(Data entries)
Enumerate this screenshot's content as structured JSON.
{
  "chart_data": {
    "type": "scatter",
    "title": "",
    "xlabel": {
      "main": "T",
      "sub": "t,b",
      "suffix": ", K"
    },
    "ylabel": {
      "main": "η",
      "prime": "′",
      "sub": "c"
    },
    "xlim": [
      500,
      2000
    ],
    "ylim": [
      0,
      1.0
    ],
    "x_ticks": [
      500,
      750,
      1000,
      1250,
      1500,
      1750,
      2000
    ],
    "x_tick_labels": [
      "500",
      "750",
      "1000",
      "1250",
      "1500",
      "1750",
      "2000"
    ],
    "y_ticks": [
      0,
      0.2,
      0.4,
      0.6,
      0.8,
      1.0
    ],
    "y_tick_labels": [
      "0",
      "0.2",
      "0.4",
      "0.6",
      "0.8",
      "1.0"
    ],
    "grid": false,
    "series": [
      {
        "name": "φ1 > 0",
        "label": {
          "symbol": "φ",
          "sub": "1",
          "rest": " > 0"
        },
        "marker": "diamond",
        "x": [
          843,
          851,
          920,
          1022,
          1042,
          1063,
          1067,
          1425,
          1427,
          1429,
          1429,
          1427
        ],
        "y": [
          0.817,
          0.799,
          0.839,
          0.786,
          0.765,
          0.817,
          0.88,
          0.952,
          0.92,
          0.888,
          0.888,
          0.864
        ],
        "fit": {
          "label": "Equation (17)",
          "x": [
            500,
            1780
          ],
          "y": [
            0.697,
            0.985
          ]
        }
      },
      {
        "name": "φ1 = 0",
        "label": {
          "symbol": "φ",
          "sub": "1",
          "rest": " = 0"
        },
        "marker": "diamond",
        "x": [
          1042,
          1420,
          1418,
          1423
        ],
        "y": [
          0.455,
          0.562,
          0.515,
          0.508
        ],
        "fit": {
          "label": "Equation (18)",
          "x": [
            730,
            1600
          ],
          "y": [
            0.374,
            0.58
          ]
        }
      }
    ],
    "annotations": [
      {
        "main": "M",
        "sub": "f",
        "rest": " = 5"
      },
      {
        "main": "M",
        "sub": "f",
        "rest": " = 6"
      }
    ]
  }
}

**Your objective:**
Give only the number of lines in the material above where the string "Equation" appears.

**Answer to the exercise:**
2